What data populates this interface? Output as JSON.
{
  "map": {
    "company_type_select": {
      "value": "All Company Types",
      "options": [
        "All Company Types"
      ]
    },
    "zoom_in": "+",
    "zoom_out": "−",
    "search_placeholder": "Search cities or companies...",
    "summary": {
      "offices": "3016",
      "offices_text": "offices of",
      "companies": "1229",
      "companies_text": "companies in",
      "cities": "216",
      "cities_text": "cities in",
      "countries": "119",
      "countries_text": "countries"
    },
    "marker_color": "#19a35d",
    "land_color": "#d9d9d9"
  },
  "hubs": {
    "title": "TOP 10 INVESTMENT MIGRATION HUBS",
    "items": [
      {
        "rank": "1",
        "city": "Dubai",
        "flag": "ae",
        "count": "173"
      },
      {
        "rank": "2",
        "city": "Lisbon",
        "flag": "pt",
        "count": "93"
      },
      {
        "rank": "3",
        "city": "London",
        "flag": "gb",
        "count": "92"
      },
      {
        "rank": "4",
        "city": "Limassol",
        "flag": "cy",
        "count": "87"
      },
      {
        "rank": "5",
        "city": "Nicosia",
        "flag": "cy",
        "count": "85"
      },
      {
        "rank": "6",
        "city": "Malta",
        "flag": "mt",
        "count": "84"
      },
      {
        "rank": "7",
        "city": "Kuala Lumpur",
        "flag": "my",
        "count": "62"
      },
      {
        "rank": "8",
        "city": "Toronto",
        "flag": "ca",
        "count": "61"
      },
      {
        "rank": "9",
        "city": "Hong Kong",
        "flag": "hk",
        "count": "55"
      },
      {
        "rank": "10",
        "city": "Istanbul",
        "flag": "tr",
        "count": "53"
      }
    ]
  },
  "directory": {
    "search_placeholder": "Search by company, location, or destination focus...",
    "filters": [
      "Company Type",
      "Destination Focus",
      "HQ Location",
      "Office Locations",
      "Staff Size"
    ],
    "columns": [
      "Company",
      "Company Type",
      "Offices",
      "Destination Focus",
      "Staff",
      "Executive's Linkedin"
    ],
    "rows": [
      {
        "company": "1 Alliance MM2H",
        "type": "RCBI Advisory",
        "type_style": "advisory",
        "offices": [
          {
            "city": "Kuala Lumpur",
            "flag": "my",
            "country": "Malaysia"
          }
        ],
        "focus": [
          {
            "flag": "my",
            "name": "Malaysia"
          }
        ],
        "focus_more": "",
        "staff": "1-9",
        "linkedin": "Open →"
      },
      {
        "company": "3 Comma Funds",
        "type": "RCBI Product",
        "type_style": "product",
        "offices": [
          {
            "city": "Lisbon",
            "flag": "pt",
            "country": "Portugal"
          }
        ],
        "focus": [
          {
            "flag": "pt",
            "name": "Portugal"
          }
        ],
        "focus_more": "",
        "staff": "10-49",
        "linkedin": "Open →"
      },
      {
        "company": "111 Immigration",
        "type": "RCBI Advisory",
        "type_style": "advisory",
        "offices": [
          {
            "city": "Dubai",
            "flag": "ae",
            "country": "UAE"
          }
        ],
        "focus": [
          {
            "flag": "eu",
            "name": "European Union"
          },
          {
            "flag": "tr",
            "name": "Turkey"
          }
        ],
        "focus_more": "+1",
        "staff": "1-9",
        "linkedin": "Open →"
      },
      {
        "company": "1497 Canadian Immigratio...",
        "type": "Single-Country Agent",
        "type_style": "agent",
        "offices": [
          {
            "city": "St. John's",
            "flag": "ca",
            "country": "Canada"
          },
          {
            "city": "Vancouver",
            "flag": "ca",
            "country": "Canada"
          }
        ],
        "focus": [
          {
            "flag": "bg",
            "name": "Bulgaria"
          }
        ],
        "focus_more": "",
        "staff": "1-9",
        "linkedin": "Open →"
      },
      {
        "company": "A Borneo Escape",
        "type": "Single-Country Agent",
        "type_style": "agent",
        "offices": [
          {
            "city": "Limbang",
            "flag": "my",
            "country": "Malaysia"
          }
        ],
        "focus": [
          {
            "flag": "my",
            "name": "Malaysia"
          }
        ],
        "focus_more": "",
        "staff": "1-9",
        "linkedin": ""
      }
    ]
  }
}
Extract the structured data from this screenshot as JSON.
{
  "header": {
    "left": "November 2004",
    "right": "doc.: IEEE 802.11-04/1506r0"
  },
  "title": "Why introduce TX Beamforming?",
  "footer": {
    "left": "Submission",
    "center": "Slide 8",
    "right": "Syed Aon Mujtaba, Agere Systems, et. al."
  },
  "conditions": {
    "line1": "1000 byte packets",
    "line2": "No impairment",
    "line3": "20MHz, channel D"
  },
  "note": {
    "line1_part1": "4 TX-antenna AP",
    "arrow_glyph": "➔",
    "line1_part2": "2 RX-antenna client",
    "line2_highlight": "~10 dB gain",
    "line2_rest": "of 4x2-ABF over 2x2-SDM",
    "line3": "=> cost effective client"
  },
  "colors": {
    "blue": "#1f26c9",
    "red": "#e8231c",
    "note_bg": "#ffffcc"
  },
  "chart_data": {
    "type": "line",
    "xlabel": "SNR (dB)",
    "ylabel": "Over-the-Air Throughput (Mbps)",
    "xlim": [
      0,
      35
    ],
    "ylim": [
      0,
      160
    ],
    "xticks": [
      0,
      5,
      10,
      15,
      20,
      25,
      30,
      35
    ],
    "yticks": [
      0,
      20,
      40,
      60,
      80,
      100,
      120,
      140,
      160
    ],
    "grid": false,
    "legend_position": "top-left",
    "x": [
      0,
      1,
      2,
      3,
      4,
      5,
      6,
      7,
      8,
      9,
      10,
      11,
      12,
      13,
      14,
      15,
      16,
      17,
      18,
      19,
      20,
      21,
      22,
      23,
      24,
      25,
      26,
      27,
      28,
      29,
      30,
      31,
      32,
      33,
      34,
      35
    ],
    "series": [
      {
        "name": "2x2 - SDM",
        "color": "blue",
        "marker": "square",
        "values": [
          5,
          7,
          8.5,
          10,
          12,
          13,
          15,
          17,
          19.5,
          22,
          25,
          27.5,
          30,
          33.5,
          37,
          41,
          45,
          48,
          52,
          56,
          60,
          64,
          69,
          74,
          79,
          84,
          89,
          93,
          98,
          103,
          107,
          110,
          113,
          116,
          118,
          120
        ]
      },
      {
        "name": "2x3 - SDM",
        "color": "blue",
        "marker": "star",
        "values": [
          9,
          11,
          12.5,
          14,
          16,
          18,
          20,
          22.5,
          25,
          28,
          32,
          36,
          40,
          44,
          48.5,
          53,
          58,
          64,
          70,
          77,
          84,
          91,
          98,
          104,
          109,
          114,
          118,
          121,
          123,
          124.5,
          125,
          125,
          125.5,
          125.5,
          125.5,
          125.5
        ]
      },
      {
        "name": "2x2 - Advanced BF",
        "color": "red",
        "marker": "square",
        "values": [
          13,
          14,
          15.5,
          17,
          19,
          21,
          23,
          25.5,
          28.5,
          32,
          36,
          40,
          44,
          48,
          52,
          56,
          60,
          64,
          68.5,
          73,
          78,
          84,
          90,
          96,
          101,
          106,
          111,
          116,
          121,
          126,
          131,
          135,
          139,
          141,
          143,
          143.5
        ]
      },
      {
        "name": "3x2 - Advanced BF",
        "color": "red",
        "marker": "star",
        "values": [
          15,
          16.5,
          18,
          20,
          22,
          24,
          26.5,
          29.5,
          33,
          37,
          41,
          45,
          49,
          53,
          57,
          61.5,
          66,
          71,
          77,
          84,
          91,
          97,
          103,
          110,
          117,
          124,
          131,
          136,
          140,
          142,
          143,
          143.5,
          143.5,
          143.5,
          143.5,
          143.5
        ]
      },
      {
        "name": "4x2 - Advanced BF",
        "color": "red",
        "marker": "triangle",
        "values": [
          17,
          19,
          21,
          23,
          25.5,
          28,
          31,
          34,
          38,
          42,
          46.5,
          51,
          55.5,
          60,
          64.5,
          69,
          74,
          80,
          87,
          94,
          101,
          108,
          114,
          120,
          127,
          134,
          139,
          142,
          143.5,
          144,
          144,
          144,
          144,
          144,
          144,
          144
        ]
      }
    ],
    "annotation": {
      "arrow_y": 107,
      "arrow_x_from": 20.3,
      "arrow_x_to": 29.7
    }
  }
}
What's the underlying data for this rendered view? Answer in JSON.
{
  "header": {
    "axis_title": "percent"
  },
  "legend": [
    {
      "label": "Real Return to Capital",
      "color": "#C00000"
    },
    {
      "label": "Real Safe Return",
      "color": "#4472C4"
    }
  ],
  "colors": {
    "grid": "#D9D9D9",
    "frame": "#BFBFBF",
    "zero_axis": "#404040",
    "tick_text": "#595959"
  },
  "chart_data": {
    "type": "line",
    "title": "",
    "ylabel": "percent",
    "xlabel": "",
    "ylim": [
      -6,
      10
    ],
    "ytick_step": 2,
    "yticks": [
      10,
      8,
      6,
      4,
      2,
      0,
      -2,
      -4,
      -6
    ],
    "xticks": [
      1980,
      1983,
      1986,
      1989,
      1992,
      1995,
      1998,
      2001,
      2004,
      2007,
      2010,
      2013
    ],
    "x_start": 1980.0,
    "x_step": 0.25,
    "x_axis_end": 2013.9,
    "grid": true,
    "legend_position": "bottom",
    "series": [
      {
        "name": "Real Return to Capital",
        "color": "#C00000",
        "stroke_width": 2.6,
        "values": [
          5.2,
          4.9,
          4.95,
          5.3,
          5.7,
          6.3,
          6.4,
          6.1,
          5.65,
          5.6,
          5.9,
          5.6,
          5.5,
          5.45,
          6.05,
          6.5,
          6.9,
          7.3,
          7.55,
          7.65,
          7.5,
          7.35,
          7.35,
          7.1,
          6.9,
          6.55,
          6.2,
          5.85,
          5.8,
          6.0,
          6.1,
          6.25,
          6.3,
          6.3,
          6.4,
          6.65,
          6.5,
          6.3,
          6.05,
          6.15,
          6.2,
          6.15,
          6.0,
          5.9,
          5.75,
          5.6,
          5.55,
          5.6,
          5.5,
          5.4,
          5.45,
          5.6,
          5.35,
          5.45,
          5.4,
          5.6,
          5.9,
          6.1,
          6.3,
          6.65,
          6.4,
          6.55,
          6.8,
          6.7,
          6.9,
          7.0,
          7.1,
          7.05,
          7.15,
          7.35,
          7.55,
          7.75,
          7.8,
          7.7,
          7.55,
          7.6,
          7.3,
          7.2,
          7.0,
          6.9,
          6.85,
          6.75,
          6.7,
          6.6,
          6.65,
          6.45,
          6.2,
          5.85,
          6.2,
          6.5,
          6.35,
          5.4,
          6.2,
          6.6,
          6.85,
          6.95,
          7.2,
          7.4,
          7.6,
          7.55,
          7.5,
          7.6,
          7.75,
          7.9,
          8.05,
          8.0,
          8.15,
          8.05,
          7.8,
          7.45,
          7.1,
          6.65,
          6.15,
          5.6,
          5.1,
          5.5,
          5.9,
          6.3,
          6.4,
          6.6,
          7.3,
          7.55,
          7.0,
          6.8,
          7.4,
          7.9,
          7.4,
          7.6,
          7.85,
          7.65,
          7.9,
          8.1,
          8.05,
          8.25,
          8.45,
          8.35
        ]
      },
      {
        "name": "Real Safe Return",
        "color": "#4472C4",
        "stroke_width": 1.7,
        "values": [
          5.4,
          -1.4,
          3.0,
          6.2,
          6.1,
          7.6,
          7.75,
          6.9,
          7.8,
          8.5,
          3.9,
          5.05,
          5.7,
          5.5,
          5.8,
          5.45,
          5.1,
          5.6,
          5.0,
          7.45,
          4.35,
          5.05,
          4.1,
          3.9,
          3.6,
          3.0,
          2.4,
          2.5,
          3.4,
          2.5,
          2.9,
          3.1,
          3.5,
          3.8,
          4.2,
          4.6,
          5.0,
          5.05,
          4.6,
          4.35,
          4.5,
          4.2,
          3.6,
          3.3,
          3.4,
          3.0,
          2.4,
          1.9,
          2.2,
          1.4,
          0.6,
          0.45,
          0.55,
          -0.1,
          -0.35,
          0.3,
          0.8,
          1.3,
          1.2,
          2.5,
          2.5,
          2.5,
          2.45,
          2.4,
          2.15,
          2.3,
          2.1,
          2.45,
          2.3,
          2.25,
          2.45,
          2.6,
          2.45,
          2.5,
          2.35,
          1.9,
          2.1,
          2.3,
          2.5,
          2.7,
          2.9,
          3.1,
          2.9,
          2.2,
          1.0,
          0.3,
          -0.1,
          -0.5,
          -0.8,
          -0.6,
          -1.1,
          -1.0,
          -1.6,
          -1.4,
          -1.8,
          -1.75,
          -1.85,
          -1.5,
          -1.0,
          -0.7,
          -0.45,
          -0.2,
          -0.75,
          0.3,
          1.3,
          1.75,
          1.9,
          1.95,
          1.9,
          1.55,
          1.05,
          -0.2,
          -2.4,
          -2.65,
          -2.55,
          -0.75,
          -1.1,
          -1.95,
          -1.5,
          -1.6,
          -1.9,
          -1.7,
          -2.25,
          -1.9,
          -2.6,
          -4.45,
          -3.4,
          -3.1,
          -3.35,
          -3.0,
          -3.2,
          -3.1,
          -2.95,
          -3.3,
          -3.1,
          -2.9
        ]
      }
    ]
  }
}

* * * * * * *

— WHAT IS ASKED —
Select from the material above each line in which the string "Search" appears, and list those lines.

— COMPLETE OUTPUT —
    "search_placeholder": "Search cities or companies...",
    "search_placeholder": "Search by company, location, or destination focus...",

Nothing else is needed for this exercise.